Nominating and Corporate Governance Committee Charter
The Nominating and Corporate Governance Committee (the "Committee") shall assist the Board of Directors in identifying and evaluating potential director nominees, and for recommending qualified nominees to the Board for appointment or for election by the shareholders. In this regard, the Committee will consider its own recommendations and any written recommendation of a shareholder in accordance with the Governance Guidelines of the Corporation. p>
Membership
The Committee shall consist of three or more members of the Board, each of whom is "independent" under the applicable Nasdaq Marketplace Rules. Candidates to fill vacancies on the Committee shall be nominated by the Committee and appointed by the Board. Individuals appointed to the Committee shall serve at the pleasure of the Board and for such term or terms as the Board may determine.
Committee Responsibilities
The Committee has the following responsibilities:
Nominations
Seek out qualified nominees from appropriate sources. The Committee will consider shareholder-recommended director nominees for election in accordance with the criteria and requirements set forth in the Governance Guidelines and bylaws of the Corporation.
In making recommendations to the Board, the Committee will examine each director nominee on a case-by-case basis regardless of who recommended the nominee and take into account all factors it considers appropriate, which may include strength of character, mature judgment, career specialization, relevant technical skills or financial acumen, diversity of viewpoint, industry knowledge and whether the nominee will be an effective participant on the Board. The Committee believes the minimum qualifications for a director set forth in the Governance Guidelines must be met by a director nominee to be recommended by the Committee.
When nominating a non-incumbent director, the Committee shall provide a career profile of such nominee to the Board. The profile should include a summary of the nominee's background and qualifications for membership and address the qualities and other qualifications identified in the guidelines for director nominees in the Governance Guidelines.
Prior to making director nominations, the Committee reviews, either alone or with the input of the entire Board, the performance of each person potentially standing for election or re-election.
Identify and qualify Board members to fill vacancies on committees of the Board and make recommendations to the Board regarding committee appointments. In nominating a candidate for committee membership, the Committee shall take into consideration the factors set forth in the Governance Guidelines, as well as any other factors it deems appropriate, including, without limitation, the consistency of the candidate's experience with the goals of such committee and the interplay of the candidate's experience with the experience of other committee members.
Make recommendations to the Board from time to time regarding the size, structure, composition and functioning of the Board and its committees.
Make recommendations to the Board as to the class of directors in which director nominees should serve.
Governance
Monitor the independence, both in appearance and in fact, of current directors and nominees.
Review and assess the channels through which the Board receives information and the quality and timeliness of information received.
Not less than annually, report to the Board concerning Board and individual director performance and other matters deemed by the Committee to be appropriate.
Establish procedures for the Board to conduct, not less than annually, a self-evaluation of its performance.
Manage the annual evaluation of the Chief Executive Officer by the Board.
Approve a program of initial orientation for new directors, such program to include comprehensive briefings on the operations, finances, strategies and opportunities of the Corporation, as well as on corporate development activities, management and other human resources, audit, security, control and legal issues of the Corporation.
◆ ◆ ◆
■ GIVEN REQUEST 1
List the factors that the committee charter above says the Committee may take into account when examining each director nominee.
■ GIVEN REQUEST 2
Carry on the committee charter above, starting after its final sentence.
◆ ◆ ◆
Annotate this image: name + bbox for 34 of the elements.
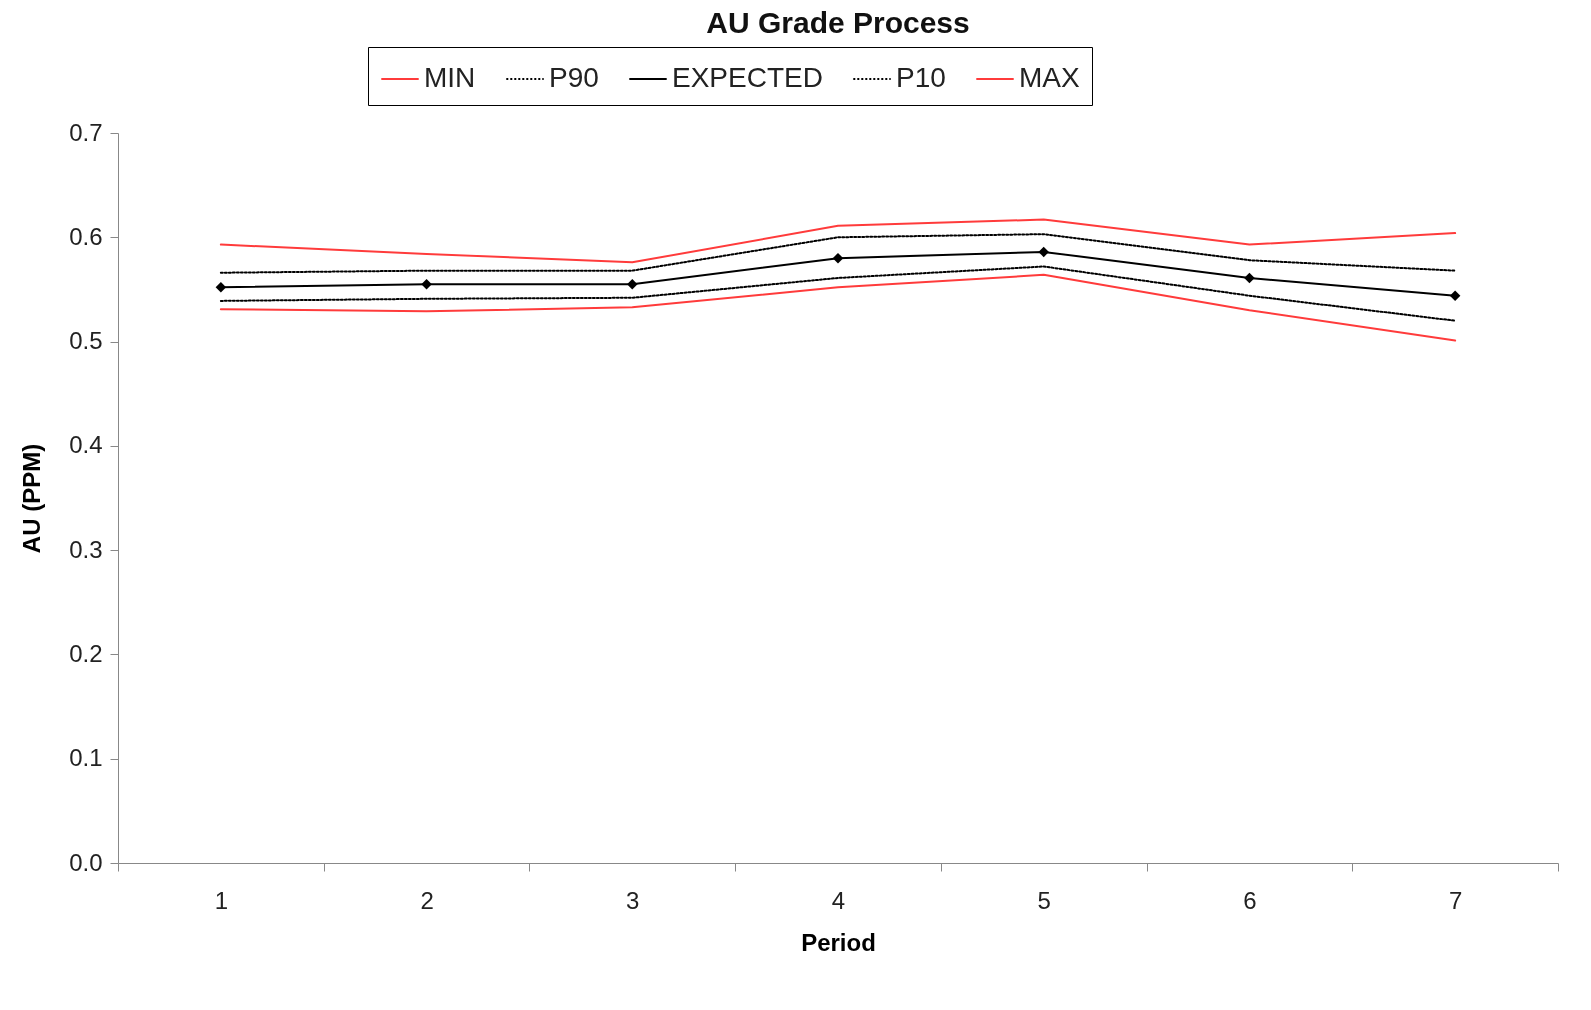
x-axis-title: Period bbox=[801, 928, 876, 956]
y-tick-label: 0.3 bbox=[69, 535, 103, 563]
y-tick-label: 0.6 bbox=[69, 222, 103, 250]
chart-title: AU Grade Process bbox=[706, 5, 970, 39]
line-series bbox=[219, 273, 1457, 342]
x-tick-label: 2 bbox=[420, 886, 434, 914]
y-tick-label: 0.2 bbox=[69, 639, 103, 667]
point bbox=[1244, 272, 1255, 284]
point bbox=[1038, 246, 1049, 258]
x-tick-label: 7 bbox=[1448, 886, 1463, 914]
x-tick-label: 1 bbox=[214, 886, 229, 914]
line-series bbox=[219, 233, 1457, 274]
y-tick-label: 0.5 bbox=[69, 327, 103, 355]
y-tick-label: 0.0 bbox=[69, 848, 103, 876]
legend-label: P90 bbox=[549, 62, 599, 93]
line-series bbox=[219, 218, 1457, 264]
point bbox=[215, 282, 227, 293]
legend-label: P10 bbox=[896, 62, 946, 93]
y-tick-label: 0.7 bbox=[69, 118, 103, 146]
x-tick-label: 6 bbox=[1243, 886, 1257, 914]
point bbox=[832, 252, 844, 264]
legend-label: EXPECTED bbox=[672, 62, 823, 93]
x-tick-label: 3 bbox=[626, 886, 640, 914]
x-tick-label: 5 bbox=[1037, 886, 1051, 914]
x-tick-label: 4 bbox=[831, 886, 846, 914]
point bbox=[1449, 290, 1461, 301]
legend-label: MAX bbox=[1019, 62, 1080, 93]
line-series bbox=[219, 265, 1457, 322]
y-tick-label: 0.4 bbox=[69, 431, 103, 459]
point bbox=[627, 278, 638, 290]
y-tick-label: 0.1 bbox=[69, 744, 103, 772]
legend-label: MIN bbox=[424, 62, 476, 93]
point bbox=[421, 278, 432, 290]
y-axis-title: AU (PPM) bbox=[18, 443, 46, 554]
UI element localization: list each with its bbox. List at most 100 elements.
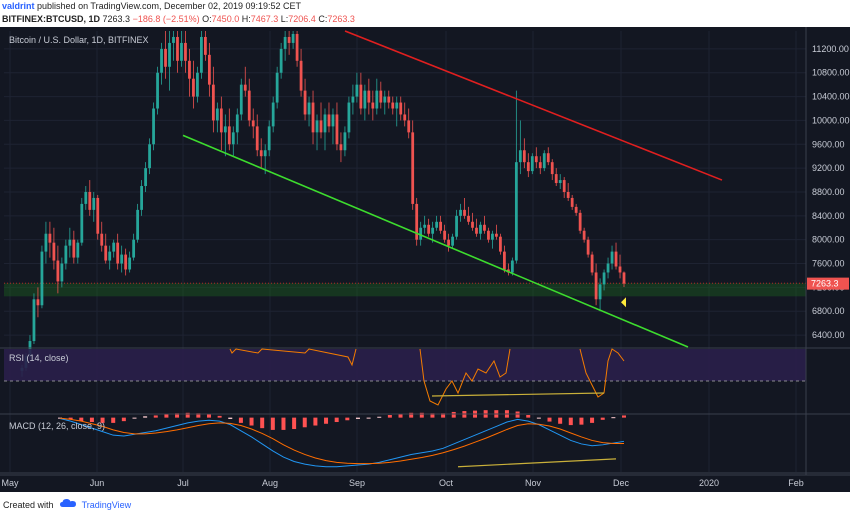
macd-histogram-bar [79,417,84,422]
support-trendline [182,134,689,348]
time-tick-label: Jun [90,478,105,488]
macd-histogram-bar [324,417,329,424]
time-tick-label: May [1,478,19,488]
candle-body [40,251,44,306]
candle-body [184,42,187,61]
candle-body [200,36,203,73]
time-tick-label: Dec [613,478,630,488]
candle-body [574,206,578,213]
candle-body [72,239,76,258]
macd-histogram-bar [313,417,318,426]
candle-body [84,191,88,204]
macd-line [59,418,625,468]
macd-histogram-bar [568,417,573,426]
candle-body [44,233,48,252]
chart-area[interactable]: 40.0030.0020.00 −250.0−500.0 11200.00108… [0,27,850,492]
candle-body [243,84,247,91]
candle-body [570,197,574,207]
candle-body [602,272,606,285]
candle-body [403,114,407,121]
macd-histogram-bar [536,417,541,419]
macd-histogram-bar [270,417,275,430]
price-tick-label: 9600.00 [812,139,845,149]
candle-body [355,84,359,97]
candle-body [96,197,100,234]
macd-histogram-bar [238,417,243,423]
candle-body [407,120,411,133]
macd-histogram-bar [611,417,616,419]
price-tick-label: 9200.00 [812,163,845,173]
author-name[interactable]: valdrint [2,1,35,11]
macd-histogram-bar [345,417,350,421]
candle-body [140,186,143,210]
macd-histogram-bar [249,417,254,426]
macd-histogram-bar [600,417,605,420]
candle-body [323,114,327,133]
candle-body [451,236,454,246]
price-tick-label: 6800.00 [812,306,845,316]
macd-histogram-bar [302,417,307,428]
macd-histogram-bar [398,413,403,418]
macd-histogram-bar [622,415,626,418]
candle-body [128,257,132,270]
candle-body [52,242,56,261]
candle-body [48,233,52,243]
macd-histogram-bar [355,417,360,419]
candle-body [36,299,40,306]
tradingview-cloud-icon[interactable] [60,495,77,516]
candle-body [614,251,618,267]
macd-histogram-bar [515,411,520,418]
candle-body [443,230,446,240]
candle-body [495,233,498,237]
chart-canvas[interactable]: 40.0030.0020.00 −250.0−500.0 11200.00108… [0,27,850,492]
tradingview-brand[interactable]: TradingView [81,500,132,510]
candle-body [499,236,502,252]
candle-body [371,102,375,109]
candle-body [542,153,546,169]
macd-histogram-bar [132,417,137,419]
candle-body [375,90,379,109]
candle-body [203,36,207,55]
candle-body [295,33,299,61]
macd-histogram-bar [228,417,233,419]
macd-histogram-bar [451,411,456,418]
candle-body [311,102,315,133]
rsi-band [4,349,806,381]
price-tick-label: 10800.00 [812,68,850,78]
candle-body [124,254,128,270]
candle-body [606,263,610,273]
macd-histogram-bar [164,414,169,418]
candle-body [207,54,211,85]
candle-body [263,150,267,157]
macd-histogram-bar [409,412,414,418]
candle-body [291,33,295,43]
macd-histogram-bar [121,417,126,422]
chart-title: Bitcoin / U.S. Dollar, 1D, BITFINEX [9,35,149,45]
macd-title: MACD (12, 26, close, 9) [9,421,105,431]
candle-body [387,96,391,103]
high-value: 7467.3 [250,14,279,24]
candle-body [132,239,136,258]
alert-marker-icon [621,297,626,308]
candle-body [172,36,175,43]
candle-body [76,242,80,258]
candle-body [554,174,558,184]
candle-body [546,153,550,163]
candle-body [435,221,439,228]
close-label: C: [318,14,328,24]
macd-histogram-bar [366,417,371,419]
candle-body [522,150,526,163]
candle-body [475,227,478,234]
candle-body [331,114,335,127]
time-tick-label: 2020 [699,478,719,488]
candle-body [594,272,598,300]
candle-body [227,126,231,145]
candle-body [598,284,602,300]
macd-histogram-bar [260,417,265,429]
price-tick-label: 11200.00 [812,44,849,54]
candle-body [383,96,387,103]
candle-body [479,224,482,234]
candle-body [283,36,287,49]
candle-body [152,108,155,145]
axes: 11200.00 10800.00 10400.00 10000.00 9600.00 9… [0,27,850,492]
◆ ◆ ◆
■ REPLY 1
- Strength of character
- Mature judgment
- Career specialization
- Relevant technical skills or financial acumen
- Diversity of viewpoint
- Industry knowledge
- Whether the nominee will be an effective participant on the Board

■ REPLY 2
Facilitate director participation in continuing education programs.
Review from time to time, and make recommendations to the Board with regard to, situations involving actual or potential conflicts of interest involving directors or management.
Review the Corporation's succession plans to ensure the continuity of the management of the business.
Review and recommend changes to the Principles of Corporate Governance and the Governance Guidelines of the Corporation.
Other
Perform any other duties or accept any responsibilities expressly delegated to the Committee by the Board from time to time relating to governance matters or the nomination of Board and Committee members.
Committee Operations
This Committee meets at least annually, in the summer or fall, and at such other times as it shall deem appropriate or desirable. Special meetings may be called from time to time as deemed necessary by the Committee, or at the request of the Chairman of the Board or the Chief Executive Officer. An agenda will be published prior to each meeting and minutes will be prepared reflecting actions taken at each meeting.
The Committee may, in its discretion, delegate all or a portion of its duties and responsibilities to a subcommittee of the Committee.
Committee Reports
The Committee shall make the following reports:
An annual performance evaluation of the Committee's performance relative to the requirements of this Charter, which report includes the goals and objectives of the Committee for the upcoming year. The performance evaluation shall also include recommendations to the Board for any improvements to this Charter deemed necessary or desirable by the Committee. The performance evaluation by the Committee shall be conducted in such manner as the Committee deems appropriate.
An annual report to the Board concerning Board and individual director performance and other matters deemed by the Committee to be appropriate.
An annual report to the Board concerning director orientation and education.
Written minutes, which shall be presented to the Board at the next Board meeting.
Other than the written minutes provided to the Board, reports to the Board may take the form of an oral report by the chairperson of the Committee or any other member of the Committee designated by the Committee to make a report.
Resources and Authority of the Committee
The Committee shall have the resources and authority appropriate to discharge its duties and responsibilities, including the authority to retain counsel and other experts or consultants and approve their fees.